PROBLEM TO WORK ON →
The listing below should be printed exactly, every line of it. Skip the pictures.

EXTRACTED DATA →
------------------------------------------------------------

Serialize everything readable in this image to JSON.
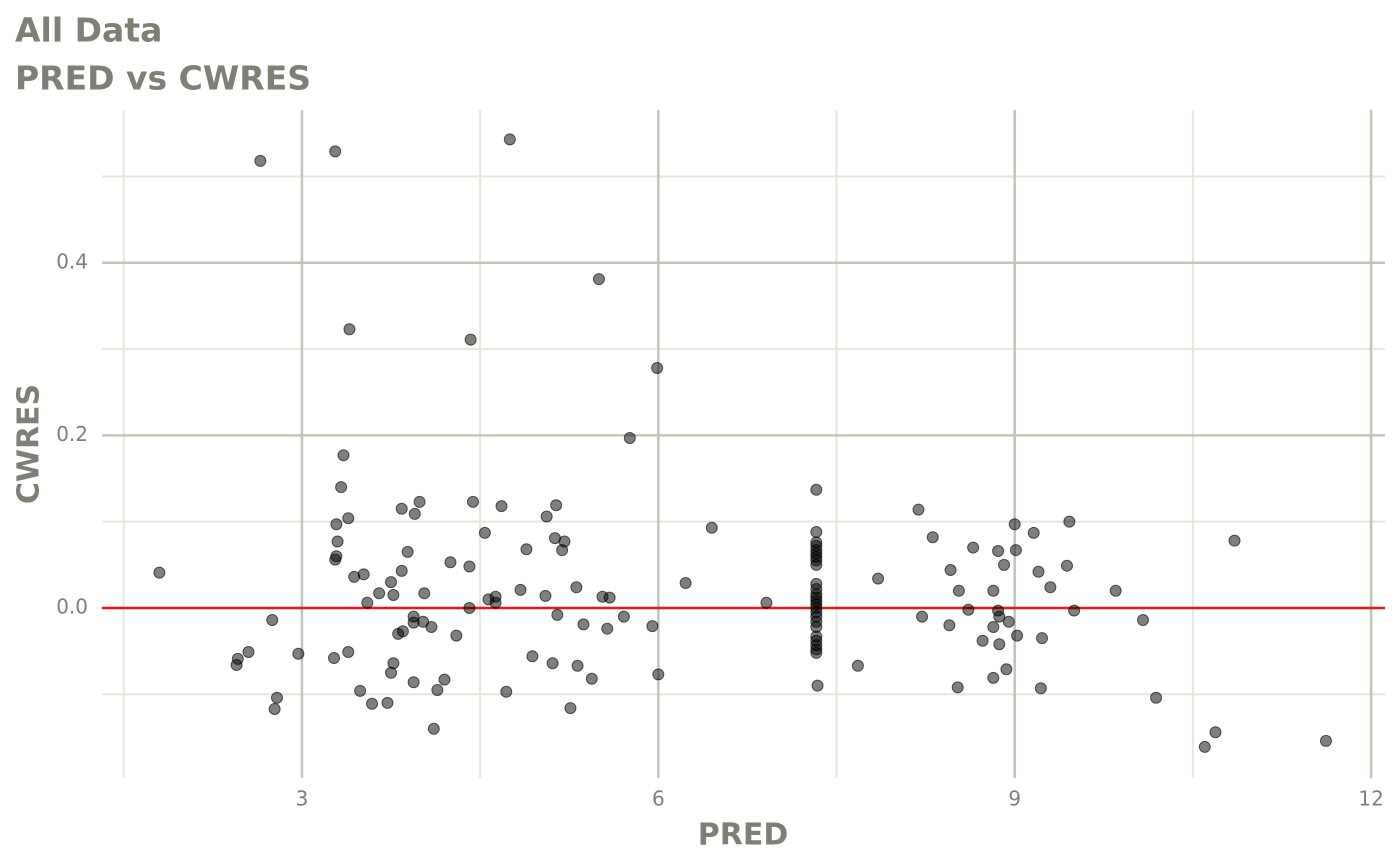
{
  "chart_data": {
    "type": "scatter",
    "title": "All Data",
    "subtitle": "PRED vs CWRES",
    "x_label": "PRED",
    "y_label": "CWRES",
    "xlim": [
      1.317,
      12.117
    ],
    "ylim": [
      -0.197,
      0.577
    ],
    "xticks": [
      3,
      6,
      9,
      12
    ],
    "yticks": [
      {
        "value": 0,
        "label": "0.0"
      },
      0.2,
      0.4
    ],
    "xminor": [
      1.5,
      4.5,
      7.5,
      10.5
    ],
    "yminor": [
      -0.1,
      0.1,
      0.3,
      0.5
    ],
    "grid": true,
    "hline": 0,
    "hline_color": "#e31a1c",
    "color": "rgba(0,0,0,0.5)",
    "x": [
      1.8,
      2.65,
      3.28,
      4.75,
      5.5,
      3.4,
      4.42,
      5.99,
      5.76,
      3.35,
      3.33,
      7.33,
      3.39,
      3.29,
      3.84,
      3.95,
      3.99,
      4.44,
      4.68,
      5.06,
      5.14,
      4.54,
      5.13,
      5.21,
      5.19,
      4.89,
      6.45,
      3.3,
      3.29,
      3.28,
      3.89,
      3.44,
      3.52,
      3.84,
      4.25,
      4.41,
      3.75,
      3.65,
      3.77,
      4.03,
      3.55,
      4.57,
      4.63,
      4.63,
      4.84,
      5.05,
      5.31,
      5.53,
      5.59,
      4.41,
      5.15,
      5.71,
      5.37,
      5.57,
      5.95,
      6.23,
      6.91,
      6.0,
      2.75,
      2.55,
      2.46,
      2.45,
      2.97,
      2.79,
      2.77,
      3.27,
      3.39,
      3.49,
      3.59,
      3.72,
      3.75,
      3.77,
      3.81,
      3.85,
      3.94,
      3.94,
      4.02,
      4.09,
      3.94,
      4.14,
      4.2,
      4.3,
      4.11,
      4.72,
      4.94,
      5.11,
      5.32,
      5.44,
      5.26,
      7.33,
      7.33,
      7.33,
      7.33,
      7.33,
      7.33,
      7.33,
      7.33,
      7.33,
      7.33,
      7.33,
      7.33,
      7.33,
      7.33,
      7.33,
      7.33,
      7.33,
      7.33,
      7.33,
      7.33,
      7.33,
      7.33,
      7.33,
      7.33,
      7.34,
      7.68,
      7.85,
      8.19,
      8.22,
      8.31,
      8.45,
      8.46,
      8.53,
      8.52,
      8.61,
      8.65,
      8.73,
      8.82,
      8.82,
      8.82,
      8.86,
      8.86,
      8.87,
      8.87,
      8.91,
      8.95,
      8.93,
      9.0,
      9.01,
      9.02,
      9.16,
      9.2,
      9.23,
      9.22,
      9.3,
      9.44,
      9.46,
      9.5,
      9.85,
      10.08,
      10.19,
      10.6,
      10.69,
      10.85,
      11.62
    ],
    "values": [
      0.041,
      0.518,
      0.529,
      0.543,
      0.381,
      0.323,
      0.311,
      0.278,
      0.197,
      0.177,
      0.14,
      0.137,
      0.104,
      0.097,
      0.115,
      0.109,
      0.123,
      0.123,
      0.118,
      0.106,
      0.119,
      0.087,
      0.081,
      0.077,
      0.067,
      0.068,
      0.093,
      0.077,
      0.06,
      0.056,
      0.065,
      0.036,
      0.039,
      0.043,
      0.053,
      0.048,
      0.03,
      0.017,
      0.015,
      0.017,
      0.006,
      0.01,
      0.013,
      0.006,
      0.021,
      0.014,
      0.024,
      0.013,
      0.012,
      0.0,
      -0.008,
      -0.01,
      -0.019,
      -0.024,
      -0.021,
      0.029,
      0.006,
      -0.077,
      -0.014,
      -0.051,
      -0.059,
      -0.066,
      -0.053,
      -0.104,
      -0.117,
      -0.058,
      -0.051,
      -0.096,
      -0.111,
      -0.11,
      -0.075,
      -0.064,
      -0.03,
      -0.027,
      -0.01,
      -0.017,
      -0.016,
      -0.022,
      -0.086,
      -0.095,
      -0.083,
      -0.032,
      -0.14,
      -0.097,
      -0.056,
      -0.064,
      -0.067,
      -0.082,
      -0.116,
      0.088,
      0.076,
      0.072,
      0.067,
      0.063,
      0.059,
      0.055,
      0.05,
      0.028,
      0.022,
      0.016,
      0.012,
      0.008,
      0.004,
      0.0,
      -0.005,
      -0.01,
      -0.016,
      -0.022,
      -0.033,
      -0.038,
      -0.043,
      -0.048,
      -0.052,
      -0.09,
      -0.067,
      0.034,
      0.114,
      -0.01,
      0.082,
      -0.02,
      0.044,
      0.02,
      -0.092,
      -0.002,
      0.07,
      -0.038,
      0.02,
      -0.081,
      -0.022,
      0.066,
      -0.003,
      -0.01,
      -0.042,
      0.05,
      -0.016,
      -0.071,
      0.097,
      0.067,
      -0.032,
      0.087,
      0.042,
      -0.035,
      -0.093,
      0.024,
      0.049,
      0.1,
      -0.003,
      0.02,
      -0.014,
      -0.104,
      -0.161,
      -0.144,
      0.078,
      -0.154
    ]
  }
}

------------------------------------------------------------

ANSWER TO THIS PROBLEM →
Serialize everything readable in this image to JSON.
{
  "chart_data": {
    "type": "scatter",
    "title": "All Data",
    "subtitle": "PRED vs CWRES",
    "x_label": "PRED",
    "y_label": "CWRES",
    "xlim": [
      1.317,
      12.117
    ],
    "ylim": [
      -0.197,
      0.577
    ],
    "xticks": [
      3,
      6,
      9,
      12
    ],
    "yticks": [
      {
        "value": 0,
        "label": "0.0"
      },
      0.2,
      0.4
    ],
    "xminor": [
      1.5,
      4.5,
      7.5,
      10.5
    ],
    "yminor": [
      -0.1,
      0.1,
      0.3,
      0.5
    ],
    "grid": true,
    "hline": 0,
    "hline_color": "#e31a1c",
    "color": "rgba(0,0,0,0.5)",
    "x": [
      1.8,
      2.65,
      3.28,
      4.75,
      5.5,
      3.4,
      4.42,
      5.99,
      5.76,
      3.35,
      3.33,
      7.33,
      3.39,
      3.29,
      3.84,
      3.95,
      3.99,
      4.44,
      4.68,
      5.06,
      5.14,
      4.54,
      5.13,
      5.21,
      5.19,
      4.89,
      6.45,
      3.3,
      3.29,
      3.28,
      3.89,
      3.44,
      3.52,
      3.84,
      4.25,
      4.41,
      3.75,
      3.65,
      3.77,
      4.03,
      3.55,
      4.57,
      4.63,
      4.63,
      4.84,
      5.05,
      5.31,
      5.53,
      5.59,
      4.41,
      5.15,
      5.71,
      5.37,
      5.57,
      5.95,
      6.23,
      6.91,
      6.0,
      2.75,
      2.55,
      2.46,
      2.45,
      2.97,
      2.79,
      2.77,
      3.27,
      3.39,
      3.49,
      3.59,
      3.72,
      3.75,
      3.77,
      3.81,
      3.85,
      3.94,
      3.94,
      4.02,
      4.09,
      3.94,
      4.14,
      4.2,
      4.3,
      4.11,
      4.72,
      4.94,
      5.11,
      5.32,
      5.44,
      5.26,
      7.33,
      7.33,
      7.33,
      7.33,
      7.33,
      7.33,
      7.33,
      7.33,
      7.33,
      7.33,
      7.33,
      7.33,
      7.33,
      7.33,
      7.33,
      7.33,
      7.33,
      7.33,
      7.33,
      7.33,
      7.33,
      7.33,
      7.33,
      7.33,
      7.34,
      7.68,
      7.85,
      8.19,
      8.22,
      8.31,
      8.45,
      8.46,
      8.53,
      8.52,
      8.61,
      8.65,
      8.73,
      8.82,
      8.82,
      8.82,
      8.86,
      8.86,
      8.87,
      8.87,
      8.91,
      8.95,
      8.93,
      9.0,
      9.01,
      9.02,
      9.16,
      9.2,
      9.23,
      9.22,
      9.3,
      9.44,
      9.46,
      9.5,
      9.85,
      10.08,
      10.19,
      10.6,
      10.69,
      10.85,
      11.62
    ],
    "values": [
      0.041,
      0.518,
      0.529,
      0.543,
      0.381,
      0.323,
      0.311,
      0.278,
      0.197,
      0.177,
      0.14,
      0.137,
      0.104,
      0.097,
      0.115,
      0.109,
      0.123,
      0.123,
      0.118,
      0.106,
      0.119,
      0.087,
      0.081,
      0.077,
      0.067,
      0.068,
      0.093,
      0.077,
      0.06,
      0.056,
      0.065,
      0.036,
      0.039,
      0.043,
      0.053,
      0.048,
      0.03,
      0.017,
      0.015,
      0.017,
      0.006,
      0.01,
      0.013,
      0.006,
      0.021,
      0.014,
      0.024,
      0.013,
      0.012,
      0.0,
      -0.008,
      -0.01,
      -0.019,
      -0.024,
      -0.021,
      0.029,
      0.006,
      -0.077,
      -0.014,
      -0.051,
      -0.059,
      -0.066,
      -0.053,
      -0.104,
      -0.117,
      -0.058,
      -0.051,
      -0.096,
      -0.111,
      -0.11,
      -0.075,
      -0.064,
      -0.03,
      -0.027,
      -0.01,
      -0.017,
      -0.016,
      -0.022,
      -0.086,
      -0.095,
      -0.083,
      -0.032,
      -0.14,
      -0.097,
      -0.056,
      -0.064,
      -0.067,
      -0.082,
      -0.116,
      0.088,
      0.076,
      0.072,
      0.067,
      0.063,
      0.059,
      0.055,
      0.05,
      0.028,
      0.022,
      0.016,
      0.012,
      0.008,
      0.004,
      0.0,
      -0.005,
      -0.01,
      -0.016,
      -0.022,
      -0.033,
      -0.038,
      -0.043,
      -0.048,
      -0.052,
      -0.09,
      -0.067,
      0.034,
      0.114,
      -0.01,
      0.082,
      -0.02,
      0.044,
      0.02,
      -0.092,
      -0.002,
      0.07,
      -0.038,
      0.02,
      -0.081,
      -0.022,
      0.066,
      -0.003,
      -0.01,
      -0.042,
      0.05,
      -0.016,
      -0.071,
      0.097,
      0.067,
      -0.032,
      0.087,
      0.042,
      -0.035,
      -0.093,
      0.024,
      0.049,
      0.1,
      -0.003,
      0.02,
      -0.014,
      -0.104,
      -0.161,
      -0.144,
      0.078,
      -0.154
    ]
  }
}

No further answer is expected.